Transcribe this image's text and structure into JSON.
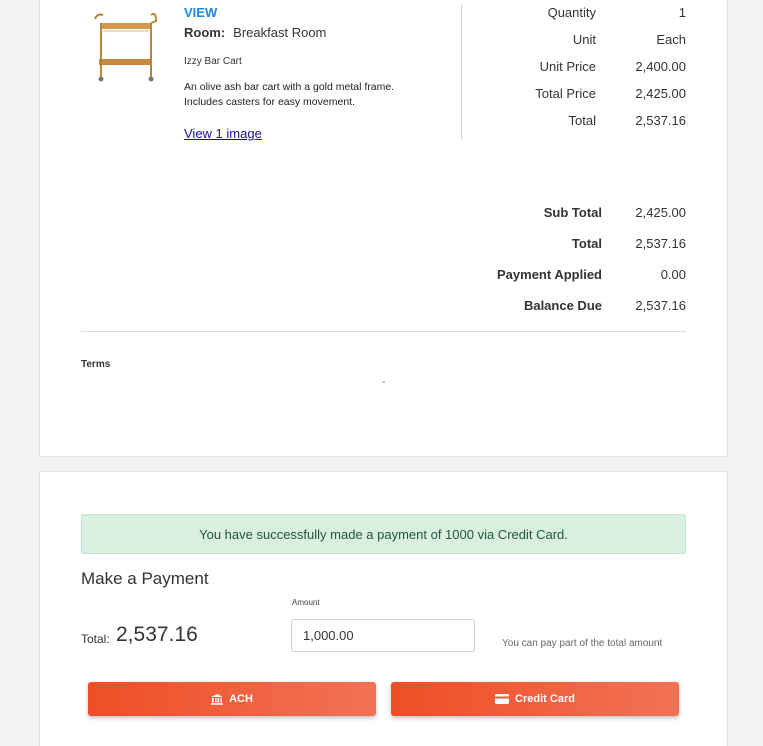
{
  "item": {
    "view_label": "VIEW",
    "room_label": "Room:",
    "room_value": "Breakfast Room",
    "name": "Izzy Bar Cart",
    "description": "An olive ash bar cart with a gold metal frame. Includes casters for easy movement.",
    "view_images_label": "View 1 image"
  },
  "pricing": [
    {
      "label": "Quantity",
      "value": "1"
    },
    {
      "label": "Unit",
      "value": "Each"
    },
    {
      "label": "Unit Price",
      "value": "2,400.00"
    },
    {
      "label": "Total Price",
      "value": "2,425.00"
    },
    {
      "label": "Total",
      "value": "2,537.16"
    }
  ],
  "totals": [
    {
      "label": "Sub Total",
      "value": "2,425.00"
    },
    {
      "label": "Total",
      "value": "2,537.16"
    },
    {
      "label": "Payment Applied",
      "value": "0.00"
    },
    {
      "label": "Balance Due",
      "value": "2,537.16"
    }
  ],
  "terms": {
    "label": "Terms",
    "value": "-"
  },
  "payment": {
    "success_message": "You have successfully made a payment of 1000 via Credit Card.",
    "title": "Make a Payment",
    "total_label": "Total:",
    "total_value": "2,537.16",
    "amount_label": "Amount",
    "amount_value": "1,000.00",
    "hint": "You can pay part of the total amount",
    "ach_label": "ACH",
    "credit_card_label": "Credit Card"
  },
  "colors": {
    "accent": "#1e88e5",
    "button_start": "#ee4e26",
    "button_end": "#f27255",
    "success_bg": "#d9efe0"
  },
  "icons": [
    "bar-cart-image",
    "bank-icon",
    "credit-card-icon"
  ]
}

···

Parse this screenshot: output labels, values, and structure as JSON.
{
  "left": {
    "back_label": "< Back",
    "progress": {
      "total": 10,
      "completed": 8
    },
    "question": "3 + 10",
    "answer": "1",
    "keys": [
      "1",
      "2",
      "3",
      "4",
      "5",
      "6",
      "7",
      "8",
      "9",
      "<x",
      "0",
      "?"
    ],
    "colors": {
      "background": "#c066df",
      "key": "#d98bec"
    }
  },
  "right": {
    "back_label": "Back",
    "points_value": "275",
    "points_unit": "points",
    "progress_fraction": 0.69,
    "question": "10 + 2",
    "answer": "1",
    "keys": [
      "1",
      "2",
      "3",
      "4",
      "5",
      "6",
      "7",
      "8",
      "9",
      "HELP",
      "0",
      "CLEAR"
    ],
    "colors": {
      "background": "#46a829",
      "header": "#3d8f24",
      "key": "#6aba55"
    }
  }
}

···

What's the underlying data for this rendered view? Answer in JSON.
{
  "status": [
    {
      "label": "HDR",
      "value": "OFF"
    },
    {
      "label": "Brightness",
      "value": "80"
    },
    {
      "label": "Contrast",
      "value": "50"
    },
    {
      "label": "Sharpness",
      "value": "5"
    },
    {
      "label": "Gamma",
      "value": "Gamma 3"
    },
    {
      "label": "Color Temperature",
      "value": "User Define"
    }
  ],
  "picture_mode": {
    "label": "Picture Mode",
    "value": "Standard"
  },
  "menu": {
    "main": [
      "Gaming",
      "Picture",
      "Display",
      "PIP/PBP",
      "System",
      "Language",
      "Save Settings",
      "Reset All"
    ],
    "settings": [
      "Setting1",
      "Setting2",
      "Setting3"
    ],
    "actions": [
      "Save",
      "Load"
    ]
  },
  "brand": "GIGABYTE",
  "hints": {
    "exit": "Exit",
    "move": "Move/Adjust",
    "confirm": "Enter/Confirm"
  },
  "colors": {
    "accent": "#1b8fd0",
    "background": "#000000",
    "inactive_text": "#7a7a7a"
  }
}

···

Report all lines of the material that contain the word "this".

Transcribe this image's text and structure into JSON.
Parse this screenshot: output labels, values, and structure as JSON.
What's the underlying data for this rendered view? Answer in JSON.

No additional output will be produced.